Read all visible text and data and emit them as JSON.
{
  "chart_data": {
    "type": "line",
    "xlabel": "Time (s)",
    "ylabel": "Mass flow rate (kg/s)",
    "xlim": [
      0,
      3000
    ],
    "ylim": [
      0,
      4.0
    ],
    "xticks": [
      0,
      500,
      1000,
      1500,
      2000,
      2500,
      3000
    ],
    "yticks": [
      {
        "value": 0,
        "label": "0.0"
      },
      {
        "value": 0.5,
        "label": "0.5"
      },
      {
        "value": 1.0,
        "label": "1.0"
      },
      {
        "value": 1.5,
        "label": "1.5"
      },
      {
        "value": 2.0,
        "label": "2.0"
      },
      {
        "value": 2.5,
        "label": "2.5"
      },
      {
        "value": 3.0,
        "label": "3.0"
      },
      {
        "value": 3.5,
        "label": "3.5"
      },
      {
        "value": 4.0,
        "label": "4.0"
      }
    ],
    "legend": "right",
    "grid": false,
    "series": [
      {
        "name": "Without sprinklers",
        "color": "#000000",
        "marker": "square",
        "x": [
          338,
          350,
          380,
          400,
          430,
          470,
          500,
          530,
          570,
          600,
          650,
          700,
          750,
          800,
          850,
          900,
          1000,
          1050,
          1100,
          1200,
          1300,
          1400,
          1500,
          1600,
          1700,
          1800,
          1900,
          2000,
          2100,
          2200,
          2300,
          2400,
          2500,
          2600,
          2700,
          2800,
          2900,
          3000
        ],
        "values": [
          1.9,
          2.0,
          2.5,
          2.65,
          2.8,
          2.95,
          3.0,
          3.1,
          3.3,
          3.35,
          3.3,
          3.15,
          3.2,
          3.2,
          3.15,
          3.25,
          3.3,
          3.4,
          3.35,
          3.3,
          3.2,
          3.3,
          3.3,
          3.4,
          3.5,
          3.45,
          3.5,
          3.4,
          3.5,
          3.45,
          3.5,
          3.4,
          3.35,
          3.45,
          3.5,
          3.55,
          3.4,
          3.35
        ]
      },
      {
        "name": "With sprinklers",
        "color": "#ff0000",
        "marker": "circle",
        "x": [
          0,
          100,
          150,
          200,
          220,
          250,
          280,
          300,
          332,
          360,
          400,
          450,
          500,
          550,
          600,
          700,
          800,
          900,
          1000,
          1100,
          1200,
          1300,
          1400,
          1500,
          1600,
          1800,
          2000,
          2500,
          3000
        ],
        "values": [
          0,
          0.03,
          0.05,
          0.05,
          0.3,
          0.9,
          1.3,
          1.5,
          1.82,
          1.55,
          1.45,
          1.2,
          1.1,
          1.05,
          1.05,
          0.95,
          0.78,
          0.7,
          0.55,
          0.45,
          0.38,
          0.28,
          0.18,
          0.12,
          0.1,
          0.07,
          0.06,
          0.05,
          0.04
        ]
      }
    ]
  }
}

THE PROBLEM: Reproduce each line verbatim.

SOLUTION TO THIS TASK:
Read all visible text and data and emit them as JSON.
{
  "chart_data": {
    "type": "line",
    "xlabel": "Time (s)",
    "ylabel": "Mass flow rate (kg/s)",
    "xlim": [
      0,
      3000
    ],
    "ylim": [
      0,
      4.0
    ],
    "xticks": [
      0,
      500,
      1000,
      1500,
      2000,
      2500,
      3000
    ],
    "yticks": [
      {
        "value": 0,
        "label": "0.0"
      },
      {
        "value": 0.5,
        "label": "0.5"
      },
      {
        "value": 1.0,
        "label": "1.0"
      },
      {
        "value": 1.5,
        "label": "1.5"
      },
      {
        "value": 2.0,
        "label": "2.0"
      },
      {
        "value": 2.5,
        "label": "2.5"
      },
      {
        "value": 3.0,
        "label": "3.0"
      },
      {
        "value": 3.5,
        "label": "3.5"
      },
      {
        "value": 4.0,
        "label": "4.0"
      }
    ],
    "legend": "right",
    "grid": false,
    "series": [
      {
        "name": "Without sprinklers",
        "color": "#000000",
        "marker": "square",
        "x": [
          338,
          350,
          380,
          400,
          430,
          470,
          500,
          530,
          570,
          600,
          650,
          700,
          750,
          800,
          850,
          900,
          1000,
          1050,
          1100,
          1200,
          1300,
          1400,
          1500,
          1600,
          1700,
          1800,
          1900,
          2000,
          2100,
          2200,
          2300,
          2400,
          2500,
          2600,
          2700,
          2800,
          2900,
          3000
        ],
        "values": [
          1.9,
          2.0,
          2.5,
          2.65,
          2.8,
          2.95,
          3.0,
          3.1,
          3.3,
          3.35,
          3.3,
          3.15,
          3.2,
          3.2,
          3.15,
          3.25,
          3.3,
          3.4,
          3.35,
          3.3,
          3.2,
          3.3,
          3.3,
          3.4,
          3.5,
          3.45,
          3.5,
          3.4,
          3.5,
          3.45,
          3.5,
          3.4,
          3.35,
          3.45,
          3.5,
          3.55,
          3.4,
          3.35
        ]
      },
      {
        "name": "With sprinklers",
        "color": "#ff0000",
        "marker": "circle",
        "x": [
          0,
          100,
          150,
          200,
          220,
          250,
          280,
          300,
          332,
          360,
          400,
          450,
          500,
          550,
          600,
          700,
          800,
          900,
          1000,
          1100,
          1200,
          1300,
          1400,
          1500,
          1600,
          1800,
          2000,
          2500,
          3000
        ],
        "values": [
          0,
          0.03,
          0.05,
          0.05,
          0.3,
          0.9,
          1.3,
          1.5,
          1.82,
          1.55,
          1.45,
          1.2,
          1.1,
          1.05,
          1.05,
          0.95,
          0.78,
          0.7,
          0.55,
          0.45,
          0.38,
          0.28,
          0.18,
          0.12,
          0.1,
          0.07,
          0.06,
          0.05,
          0.04
        ]
      }
    ]
  }
}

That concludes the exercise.